■ DOCUMENT TEXT:
Edwards went on to make savage claims about what the EPA did in Flint. But he too said the problem began with the MDEQ. As far as we know, no one has ever said it began with the EPA.
By now, everyone and his crazy uncle have said that the MDEQ bears the primary responsibility. Indeed, this has been Snyder's principle claim ever since he first acknowledged that a very large mess had occurred.
Snyder's claim has always been that he was repeatedly misinformed by career officials within the MDEQ. The task force appointed by Snyder didn't "cut to the chase" when they stated that finding. Rosenthal's cluelessness to the side, they were actually repeating the claim Snyder has made all along!
What explains the cluelessness of today's editorial? To understand that, you have to peruse its fiery headline and its first two paragraphs.
In an almost comical manner, Andrew Rosenthal dropped a bomb in today's editorial. As we've told you again and again, this is virtually the only way our team knows how to play.
The bomb he dropped was our treasured R-bomb. Hard-copy headline included:
NEW YORK TIMES EDITORIAL: The Racism at the Heart of Flint's CrisisPlease note the reasoning there:
An important new report makes clear the principal cause of the water crisis in Flint, Mich.: the state government’s blatant disregard for the lives and health of poor and black residents of a distressed city.
The report released Wednesday by a task force appointed last year by Gov. Rick Snyder to study how Flint’s drinking water became poisoned by lead makes for chilling reading. While it avoids using the word “racism,” it clearly identifies the central role that race and poverty play in this story. “Flint residents, who are majority black or African-American and among the most impoverished of any metropolitan area in the United States, did not enjoy the same degree of protection from environmental and health hazards as that provided to other communities,” the report said.
In 116 pages, the task force never used the term "racism." But there it is, the first word in the headline of an editorial which praises the task force for its insight!
Did race and poverty play a central role in this story? We're not entirely sure how to answer that question.

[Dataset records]
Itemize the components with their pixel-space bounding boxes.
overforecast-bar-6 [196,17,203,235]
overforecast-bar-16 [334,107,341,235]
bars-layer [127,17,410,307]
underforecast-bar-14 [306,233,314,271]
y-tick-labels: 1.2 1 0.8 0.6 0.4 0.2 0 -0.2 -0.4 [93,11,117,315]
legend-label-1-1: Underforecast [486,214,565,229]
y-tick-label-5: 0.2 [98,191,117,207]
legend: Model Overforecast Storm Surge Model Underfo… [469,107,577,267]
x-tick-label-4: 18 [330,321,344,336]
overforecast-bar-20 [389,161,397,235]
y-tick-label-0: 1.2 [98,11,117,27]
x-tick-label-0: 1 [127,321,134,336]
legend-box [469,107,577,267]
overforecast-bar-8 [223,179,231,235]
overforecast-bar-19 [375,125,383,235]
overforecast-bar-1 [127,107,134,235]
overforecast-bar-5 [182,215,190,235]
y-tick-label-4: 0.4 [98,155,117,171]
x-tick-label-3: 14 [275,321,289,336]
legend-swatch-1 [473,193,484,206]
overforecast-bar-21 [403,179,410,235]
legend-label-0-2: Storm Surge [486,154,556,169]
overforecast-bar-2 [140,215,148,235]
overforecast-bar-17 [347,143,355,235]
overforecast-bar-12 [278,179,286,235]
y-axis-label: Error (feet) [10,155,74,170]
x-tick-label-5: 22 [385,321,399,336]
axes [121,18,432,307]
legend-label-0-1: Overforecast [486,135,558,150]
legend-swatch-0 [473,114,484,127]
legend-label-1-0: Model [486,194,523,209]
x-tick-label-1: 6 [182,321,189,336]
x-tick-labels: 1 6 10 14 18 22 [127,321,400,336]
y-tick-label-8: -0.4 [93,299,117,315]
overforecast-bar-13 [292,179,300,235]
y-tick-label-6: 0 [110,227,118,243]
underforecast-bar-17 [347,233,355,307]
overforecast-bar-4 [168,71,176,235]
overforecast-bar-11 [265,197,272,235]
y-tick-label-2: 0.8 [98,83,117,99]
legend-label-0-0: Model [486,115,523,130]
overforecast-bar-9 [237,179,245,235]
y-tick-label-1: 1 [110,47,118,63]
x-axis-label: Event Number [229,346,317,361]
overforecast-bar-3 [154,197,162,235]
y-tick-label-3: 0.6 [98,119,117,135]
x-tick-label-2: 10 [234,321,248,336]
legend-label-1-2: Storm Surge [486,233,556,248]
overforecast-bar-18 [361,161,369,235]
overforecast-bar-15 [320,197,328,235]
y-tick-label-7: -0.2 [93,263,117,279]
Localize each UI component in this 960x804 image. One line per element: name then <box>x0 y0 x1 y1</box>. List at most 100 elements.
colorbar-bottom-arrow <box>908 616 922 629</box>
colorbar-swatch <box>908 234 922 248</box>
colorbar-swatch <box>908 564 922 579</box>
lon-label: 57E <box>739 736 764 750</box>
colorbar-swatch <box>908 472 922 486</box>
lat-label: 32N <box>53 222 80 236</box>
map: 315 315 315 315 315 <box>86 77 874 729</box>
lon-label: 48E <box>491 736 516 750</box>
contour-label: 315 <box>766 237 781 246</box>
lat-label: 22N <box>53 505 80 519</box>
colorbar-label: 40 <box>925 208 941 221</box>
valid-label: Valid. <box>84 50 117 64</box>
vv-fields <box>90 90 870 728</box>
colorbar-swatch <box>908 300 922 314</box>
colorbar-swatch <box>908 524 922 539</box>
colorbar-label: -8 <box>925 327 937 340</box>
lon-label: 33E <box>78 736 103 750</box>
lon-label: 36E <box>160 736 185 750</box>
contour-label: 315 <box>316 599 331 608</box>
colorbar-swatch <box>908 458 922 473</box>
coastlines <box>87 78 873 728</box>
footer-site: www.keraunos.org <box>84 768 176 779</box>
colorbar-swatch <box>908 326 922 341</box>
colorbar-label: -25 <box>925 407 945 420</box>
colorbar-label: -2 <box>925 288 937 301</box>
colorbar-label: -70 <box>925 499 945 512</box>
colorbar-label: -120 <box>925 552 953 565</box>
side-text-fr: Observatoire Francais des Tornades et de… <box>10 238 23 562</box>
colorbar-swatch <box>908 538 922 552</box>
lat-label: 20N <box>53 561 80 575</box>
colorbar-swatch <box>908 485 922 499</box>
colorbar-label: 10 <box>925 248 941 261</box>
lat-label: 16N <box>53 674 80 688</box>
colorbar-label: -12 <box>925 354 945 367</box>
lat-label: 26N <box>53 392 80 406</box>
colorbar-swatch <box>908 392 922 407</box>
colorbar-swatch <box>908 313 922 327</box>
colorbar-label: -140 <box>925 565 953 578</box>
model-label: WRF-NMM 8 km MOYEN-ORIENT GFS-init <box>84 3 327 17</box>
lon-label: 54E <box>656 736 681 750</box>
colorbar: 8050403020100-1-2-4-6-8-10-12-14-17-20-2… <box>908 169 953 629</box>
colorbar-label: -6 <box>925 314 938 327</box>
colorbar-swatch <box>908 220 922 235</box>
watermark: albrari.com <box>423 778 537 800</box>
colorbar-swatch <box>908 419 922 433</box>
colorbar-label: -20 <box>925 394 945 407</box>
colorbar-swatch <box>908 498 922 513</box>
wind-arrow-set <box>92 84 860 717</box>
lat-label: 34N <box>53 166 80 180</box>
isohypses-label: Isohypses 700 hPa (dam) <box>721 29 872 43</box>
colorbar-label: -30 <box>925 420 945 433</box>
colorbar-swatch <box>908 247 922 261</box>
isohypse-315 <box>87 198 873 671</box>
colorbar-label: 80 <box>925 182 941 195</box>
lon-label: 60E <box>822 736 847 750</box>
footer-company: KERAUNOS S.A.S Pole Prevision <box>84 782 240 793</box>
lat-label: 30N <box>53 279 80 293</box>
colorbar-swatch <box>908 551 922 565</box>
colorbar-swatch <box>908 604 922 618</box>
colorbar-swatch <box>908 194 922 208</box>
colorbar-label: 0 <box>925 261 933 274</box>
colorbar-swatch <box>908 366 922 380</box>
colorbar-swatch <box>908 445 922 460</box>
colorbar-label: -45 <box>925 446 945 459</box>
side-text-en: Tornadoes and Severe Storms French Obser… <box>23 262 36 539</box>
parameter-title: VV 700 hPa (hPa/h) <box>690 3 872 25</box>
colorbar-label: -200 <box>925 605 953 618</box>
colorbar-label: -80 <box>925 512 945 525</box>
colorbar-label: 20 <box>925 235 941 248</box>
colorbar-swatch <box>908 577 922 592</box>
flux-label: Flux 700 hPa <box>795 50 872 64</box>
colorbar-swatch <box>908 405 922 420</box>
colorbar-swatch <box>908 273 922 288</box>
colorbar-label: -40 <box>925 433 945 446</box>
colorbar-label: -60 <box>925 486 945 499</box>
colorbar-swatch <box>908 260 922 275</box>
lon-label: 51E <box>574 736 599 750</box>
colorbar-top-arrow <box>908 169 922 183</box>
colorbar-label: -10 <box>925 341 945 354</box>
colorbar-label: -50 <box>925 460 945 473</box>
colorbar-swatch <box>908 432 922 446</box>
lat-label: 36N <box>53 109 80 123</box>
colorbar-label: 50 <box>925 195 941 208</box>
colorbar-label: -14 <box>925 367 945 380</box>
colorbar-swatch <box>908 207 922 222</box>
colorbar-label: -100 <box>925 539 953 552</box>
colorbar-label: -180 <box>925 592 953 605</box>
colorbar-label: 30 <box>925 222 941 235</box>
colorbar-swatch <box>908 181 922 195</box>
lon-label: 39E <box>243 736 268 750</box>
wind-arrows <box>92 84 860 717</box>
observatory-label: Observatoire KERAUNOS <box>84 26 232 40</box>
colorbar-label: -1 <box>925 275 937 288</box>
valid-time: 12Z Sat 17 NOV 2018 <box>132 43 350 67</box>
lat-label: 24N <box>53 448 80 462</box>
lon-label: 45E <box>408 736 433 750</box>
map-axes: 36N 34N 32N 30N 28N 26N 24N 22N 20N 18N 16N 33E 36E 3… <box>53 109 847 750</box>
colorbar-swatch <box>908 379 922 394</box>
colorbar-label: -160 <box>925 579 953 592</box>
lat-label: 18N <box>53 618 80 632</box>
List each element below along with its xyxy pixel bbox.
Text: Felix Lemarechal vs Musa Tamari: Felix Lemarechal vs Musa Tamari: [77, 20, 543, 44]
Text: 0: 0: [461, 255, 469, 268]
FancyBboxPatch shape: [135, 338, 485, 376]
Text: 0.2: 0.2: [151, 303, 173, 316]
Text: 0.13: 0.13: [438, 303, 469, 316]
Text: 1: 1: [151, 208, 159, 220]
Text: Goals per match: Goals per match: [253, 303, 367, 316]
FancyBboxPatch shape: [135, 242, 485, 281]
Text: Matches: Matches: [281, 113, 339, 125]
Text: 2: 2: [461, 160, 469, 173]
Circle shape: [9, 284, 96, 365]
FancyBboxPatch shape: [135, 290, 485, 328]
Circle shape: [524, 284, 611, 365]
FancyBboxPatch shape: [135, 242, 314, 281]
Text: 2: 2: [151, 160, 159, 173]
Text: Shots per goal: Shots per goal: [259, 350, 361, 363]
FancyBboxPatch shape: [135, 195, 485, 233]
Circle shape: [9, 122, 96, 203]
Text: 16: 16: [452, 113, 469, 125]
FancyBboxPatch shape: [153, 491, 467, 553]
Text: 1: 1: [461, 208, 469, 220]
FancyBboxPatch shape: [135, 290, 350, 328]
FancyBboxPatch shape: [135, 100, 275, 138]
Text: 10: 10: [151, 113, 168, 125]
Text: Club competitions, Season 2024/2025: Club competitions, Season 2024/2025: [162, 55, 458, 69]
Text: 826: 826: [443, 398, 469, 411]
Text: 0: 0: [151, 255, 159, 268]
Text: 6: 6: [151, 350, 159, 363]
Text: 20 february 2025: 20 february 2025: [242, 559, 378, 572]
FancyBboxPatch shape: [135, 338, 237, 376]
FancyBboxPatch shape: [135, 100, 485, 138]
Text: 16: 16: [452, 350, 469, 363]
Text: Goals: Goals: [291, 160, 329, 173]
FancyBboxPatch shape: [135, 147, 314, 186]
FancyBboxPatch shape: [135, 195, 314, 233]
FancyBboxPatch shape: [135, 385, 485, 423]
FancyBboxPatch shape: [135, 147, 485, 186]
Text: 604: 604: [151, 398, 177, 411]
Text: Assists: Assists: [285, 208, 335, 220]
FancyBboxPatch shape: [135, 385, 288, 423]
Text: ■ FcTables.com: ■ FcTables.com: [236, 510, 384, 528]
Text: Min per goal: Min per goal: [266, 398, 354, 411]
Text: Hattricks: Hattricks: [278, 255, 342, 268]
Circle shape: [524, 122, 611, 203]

■ ASSIGNED TASK 1: From the commentary on the Flint editorial above, return the passage that begins at the words "Edwards went on" and stops after the words "first two paragraphs.".
■ ASSIGNED TASK 2: Translate this sentence from the Flint commentary into Spanish: "Snyder's claim has always been that he was repeatedly misinformed by career officials within the MDEQ."
■ ASSIGNED TASK 3: Continue the commentary on the Flint water crisis editorial from the point where it stops.

■ EXERCISE ANSWER 1:
Edwards went on to make savage claims about what the EPA did in Flint. But he too said the problem began with the MDEQ. As far as we know, no one has ever said it began with the EPA.
By now, everyone and his crazy uncle have said that the MDEQ bears the primary responsibility. Indeed, this has been Snyder's principle claim ever since he first acknowledged that a very large mess had occurred.
Snyder's claim has always been that he was repeatedly misinformed by career officials within the MDEQ. The task force appointed by Snyder didn't "cut to the chase" when they stated that finding. Rosenthal's cluelessness to the side, they were actually repeating the claim Snyder has made all along!
What explains the cluelessness of today's editorial? To understand that, you have to peruse its fiery headline and its first two paragraphs.

■ EXERCISE ANSWER 2: La afirmación de Snyder siempre ha sido que funcionarios de carrera del MDEQ lo informaron erróneamente en repetidas ocasiones.

■ EXERCISE ANSWER 3:
That said, note again the tribalized way the editorial applies this theory. It says "the state government" showed a "blatant disregard for the lives and health of poor and black residents" of Flint. Presumably, that's where the racism came into play.
Did the EPA do the same thing? In its delays and its failures to act, did the EPA show a "blatant disregard for the lives and health of poor and black residents" of Flint?
On that question, the Times didn't speak, and it never will.
We love to throw our R-bombs around in service to our narratives! Over Here in our addled tribe, this practice represents a virtual intellectual sickness. As the Times makes clear again, it's our only play.
Many facts are still unclear about what actually happened in Flint. That said, you're never going to learn those facts, because major orgs like the New York Times just flat-out don't care.
Meanwhile, Professor Edwards has made savage claims about the work of the EPA in Flint and around the nation. How accurate are the claims he made?
You'll never see that examined either. The New York Times doesn't care about that. Also, on a tribal basis, it's on the EPA's side.
What about rates of lead exposure in other American cities? You aren't going to read about that. The New York Times doesn't care about that. The powdered poodles at orgs like the Times simply, completely don't care.
The Times enjoys its reindeer games, like the game it played today. An R-bomb was dropped in its editorial. It fell on the head of "the state government."
Who in that government did the Times mean? On his way to the Hamptons for a long weekend, a certain flyweight legacy hire completely forgot to tell!